| DIRECTIVE |
Look through the data below and work out how many lines contain the string "Behind". Give the number alone.

start RECORDS TO USE

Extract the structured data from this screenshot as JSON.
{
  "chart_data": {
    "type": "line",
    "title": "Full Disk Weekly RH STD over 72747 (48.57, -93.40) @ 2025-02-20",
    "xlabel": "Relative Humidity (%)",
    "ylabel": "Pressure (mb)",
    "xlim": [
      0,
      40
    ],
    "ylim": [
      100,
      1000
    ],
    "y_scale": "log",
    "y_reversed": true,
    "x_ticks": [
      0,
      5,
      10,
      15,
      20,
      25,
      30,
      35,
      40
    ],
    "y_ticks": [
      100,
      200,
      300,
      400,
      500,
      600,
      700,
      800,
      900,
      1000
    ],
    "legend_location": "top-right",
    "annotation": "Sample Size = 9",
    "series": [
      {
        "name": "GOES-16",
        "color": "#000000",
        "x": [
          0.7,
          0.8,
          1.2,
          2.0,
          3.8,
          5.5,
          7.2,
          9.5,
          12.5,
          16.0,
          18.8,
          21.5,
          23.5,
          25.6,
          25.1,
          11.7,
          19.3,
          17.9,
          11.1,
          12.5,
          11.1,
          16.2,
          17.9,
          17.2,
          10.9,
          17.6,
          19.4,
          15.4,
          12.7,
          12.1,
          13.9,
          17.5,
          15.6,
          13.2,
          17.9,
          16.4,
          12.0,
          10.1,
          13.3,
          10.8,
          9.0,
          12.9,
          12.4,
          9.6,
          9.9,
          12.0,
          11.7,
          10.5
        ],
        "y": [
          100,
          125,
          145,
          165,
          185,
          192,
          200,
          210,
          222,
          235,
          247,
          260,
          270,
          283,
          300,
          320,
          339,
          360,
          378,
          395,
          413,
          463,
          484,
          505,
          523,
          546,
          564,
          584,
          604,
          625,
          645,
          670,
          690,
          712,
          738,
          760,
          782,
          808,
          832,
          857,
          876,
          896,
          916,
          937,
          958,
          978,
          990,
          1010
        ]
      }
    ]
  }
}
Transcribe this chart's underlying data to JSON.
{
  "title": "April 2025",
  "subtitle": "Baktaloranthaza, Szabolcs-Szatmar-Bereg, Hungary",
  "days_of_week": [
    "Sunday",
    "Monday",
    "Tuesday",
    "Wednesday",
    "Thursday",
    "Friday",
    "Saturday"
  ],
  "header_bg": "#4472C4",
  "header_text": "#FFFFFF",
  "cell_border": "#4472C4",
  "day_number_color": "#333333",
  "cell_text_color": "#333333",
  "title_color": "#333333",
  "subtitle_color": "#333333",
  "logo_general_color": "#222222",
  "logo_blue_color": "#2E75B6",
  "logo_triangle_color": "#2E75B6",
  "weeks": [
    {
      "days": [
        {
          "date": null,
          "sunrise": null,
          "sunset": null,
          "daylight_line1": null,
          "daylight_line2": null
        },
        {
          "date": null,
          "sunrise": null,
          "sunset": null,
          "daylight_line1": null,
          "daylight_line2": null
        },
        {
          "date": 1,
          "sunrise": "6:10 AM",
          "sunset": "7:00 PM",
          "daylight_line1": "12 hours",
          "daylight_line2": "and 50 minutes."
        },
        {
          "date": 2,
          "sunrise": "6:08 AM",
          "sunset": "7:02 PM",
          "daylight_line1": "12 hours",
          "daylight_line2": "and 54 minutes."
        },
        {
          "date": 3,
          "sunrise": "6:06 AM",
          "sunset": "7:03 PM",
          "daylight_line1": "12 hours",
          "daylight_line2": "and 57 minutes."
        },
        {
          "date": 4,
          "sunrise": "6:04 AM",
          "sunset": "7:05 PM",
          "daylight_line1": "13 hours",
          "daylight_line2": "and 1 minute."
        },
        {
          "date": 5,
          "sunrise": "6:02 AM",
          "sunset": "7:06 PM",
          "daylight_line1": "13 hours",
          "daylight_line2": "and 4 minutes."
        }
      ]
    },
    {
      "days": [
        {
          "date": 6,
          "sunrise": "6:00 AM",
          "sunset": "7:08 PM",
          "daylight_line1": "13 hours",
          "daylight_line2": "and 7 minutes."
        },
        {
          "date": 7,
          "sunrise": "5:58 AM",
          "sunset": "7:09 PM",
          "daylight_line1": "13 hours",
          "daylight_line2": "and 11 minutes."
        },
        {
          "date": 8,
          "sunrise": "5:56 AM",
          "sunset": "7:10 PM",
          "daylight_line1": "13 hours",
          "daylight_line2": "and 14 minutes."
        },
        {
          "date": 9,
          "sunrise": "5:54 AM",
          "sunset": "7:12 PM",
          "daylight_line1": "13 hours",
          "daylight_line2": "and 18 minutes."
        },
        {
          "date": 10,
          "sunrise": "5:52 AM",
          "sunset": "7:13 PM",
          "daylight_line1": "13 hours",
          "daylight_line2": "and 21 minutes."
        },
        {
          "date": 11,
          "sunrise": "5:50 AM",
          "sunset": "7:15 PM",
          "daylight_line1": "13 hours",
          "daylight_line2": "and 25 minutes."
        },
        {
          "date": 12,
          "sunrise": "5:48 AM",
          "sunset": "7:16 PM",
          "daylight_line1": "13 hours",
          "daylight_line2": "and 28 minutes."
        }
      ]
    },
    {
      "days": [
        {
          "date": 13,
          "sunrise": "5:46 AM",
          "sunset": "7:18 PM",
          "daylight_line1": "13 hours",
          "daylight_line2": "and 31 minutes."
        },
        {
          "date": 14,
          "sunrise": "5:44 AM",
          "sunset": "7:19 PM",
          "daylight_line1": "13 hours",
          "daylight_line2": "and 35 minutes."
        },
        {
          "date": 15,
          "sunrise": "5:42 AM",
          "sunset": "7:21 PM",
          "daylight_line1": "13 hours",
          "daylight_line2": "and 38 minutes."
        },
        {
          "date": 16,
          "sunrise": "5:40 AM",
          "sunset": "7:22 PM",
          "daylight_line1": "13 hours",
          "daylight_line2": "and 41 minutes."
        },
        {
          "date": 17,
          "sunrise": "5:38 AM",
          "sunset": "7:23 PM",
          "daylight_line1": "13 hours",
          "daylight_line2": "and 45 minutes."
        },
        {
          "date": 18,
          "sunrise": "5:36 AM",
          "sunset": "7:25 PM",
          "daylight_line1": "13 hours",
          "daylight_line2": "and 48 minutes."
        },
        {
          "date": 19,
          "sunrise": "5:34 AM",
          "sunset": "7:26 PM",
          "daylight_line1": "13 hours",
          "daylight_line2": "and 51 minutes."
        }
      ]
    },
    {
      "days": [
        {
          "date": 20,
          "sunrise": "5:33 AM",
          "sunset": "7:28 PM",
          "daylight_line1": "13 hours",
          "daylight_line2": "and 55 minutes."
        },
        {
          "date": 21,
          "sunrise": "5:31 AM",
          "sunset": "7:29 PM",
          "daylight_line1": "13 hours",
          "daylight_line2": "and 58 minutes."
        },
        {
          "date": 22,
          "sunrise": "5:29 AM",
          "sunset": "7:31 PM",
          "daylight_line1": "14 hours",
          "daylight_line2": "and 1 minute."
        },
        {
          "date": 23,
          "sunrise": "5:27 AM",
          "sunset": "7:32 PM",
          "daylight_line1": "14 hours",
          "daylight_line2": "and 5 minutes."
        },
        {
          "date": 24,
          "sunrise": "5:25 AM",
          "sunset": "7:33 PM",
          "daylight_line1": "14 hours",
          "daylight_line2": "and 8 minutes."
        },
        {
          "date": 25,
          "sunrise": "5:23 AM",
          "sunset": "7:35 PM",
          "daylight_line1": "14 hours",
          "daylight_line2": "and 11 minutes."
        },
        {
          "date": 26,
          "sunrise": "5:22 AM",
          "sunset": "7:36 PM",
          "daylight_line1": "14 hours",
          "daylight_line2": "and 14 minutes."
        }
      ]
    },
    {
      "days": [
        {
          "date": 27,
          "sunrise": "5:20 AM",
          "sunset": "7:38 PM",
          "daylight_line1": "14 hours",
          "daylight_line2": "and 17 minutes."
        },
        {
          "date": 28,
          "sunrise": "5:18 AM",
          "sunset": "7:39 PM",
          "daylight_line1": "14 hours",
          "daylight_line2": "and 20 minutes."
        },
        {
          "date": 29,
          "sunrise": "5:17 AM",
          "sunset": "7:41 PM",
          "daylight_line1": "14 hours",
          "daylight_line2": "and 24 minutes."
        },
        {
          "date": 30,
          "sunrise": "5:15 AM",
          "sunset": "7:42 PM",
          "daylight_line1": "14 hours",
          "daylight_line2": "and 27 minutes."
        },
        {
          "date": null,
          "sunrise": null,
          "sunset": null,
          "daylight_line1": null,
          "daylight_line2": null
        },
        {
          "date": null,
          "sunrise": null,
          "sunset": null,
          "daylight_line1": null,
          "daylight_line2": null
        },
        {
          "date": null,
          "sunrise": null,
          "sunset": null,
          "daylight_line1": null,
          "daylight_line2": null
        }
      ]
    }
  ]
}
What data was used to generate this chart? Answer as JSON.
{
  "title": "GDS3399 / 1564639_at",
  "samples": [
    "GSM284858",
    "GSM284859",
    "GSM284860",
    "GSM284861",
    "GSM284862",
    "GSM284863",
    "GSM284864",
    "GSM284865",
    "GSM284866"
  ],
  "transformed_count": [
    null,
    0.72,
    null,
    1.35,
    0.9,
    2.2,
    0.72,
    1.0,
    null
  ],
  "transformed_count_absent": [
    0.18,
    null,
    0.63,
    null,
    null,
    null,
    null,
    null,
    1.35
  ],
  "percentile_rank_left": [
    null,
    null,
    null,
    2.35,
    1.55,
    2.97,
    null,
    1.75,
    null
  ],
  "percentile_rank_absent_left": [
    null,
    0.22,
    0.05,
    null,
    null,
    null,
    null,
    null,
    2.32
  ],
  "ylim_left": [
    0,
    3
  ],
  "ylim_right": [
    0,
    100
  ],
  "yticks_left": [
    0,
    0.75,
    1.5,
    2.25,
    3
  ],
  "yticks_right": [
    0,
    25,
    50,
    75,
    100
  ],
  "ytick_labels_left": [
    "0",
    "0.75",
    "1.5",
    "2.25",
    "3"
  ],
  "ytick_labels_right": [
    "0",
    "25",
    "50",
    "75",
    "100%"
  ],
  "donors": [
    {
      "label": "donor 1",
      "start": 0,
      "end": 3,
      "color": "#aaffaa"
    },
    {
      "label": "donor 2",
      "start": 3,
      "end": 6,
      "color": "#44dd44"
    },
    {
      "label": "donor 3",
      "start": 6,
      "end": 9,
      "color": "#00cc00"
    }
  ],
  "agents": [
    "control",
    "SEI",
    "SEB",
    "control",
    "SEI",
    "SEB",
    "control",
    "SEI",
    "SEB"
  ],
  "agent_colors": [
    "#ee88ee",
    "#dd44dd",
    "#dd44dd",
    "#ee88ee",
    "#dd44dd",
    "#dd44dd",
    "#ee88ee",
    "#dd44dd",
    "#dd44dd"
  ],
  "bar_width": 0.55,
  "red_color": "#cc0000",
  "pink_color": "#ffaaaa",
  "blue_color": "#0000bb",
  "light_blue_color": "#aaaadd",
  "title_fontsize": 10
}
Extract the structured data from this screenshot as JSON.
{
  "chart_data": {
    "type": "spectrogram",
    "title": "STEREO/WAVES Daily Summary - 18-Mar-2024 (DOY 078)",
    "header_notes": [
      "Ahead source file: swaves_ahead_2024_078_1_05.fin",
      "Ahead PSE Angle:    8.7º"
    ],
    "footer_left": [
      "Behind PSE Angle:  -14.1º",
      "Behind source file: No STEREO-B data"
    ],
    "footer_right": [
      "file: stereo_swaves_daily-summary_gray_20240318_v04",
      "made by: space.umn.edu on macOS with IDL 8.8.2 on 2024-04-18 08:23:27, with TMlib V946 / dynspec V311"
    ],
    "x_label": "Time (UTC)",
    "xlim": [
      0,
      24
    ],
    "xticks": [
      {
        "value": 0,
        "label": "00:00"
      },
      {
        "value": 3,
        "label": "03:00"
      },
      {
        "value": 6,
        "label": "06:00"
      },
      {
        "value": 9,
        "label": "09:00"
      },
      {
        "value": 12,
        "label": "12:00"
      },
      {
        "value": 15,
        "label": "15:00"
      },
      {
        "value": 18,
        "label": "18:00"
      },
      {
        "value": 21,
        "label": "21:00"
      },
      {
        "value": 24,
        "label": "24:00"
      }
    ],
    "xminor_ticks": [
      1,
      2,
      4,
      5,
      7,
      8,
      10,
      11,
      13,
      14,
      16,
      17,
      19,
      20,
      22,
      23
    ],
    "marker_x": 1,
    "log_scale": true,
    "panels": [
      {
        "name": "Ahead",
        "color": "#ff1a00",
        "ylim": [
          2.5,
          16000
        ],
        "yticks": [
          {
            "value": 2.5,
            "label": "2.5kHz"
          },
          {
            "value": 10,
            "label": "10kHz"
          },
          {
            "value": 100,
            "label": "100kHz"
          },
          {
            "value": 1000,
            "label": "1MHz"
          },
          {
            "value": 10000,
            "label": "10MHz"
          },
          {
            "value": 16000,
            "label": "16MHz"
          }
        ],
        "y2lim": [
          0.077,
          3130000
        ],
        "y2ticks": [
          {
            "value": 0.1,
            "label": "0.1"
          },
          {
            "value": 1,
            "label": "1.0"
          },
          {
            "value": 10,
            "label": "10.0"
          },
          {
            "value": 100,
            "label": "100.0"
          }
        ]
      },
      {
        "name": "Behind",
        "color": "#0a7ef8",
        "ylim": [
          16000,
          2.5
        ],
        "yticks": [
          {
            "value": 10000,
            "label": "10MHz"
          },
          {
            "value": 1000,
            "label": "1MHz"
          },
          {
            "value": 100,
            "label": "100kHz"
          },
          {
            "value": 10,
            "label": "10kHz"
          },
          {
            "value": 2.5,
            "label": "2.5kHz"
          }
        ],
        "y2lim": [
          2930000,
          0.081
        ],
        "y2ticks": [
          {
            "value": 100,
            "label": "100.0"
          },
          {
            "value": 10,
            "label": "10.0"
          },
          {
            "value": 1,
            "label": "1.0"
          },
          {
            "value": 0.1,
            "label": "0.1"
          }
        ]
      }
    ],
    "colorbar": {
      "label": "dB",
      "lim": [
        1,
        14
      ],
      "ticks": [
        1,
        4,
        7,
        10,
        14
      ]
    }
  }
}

end RECORDS TO USE

| RESPONSE TO THE TASK |
3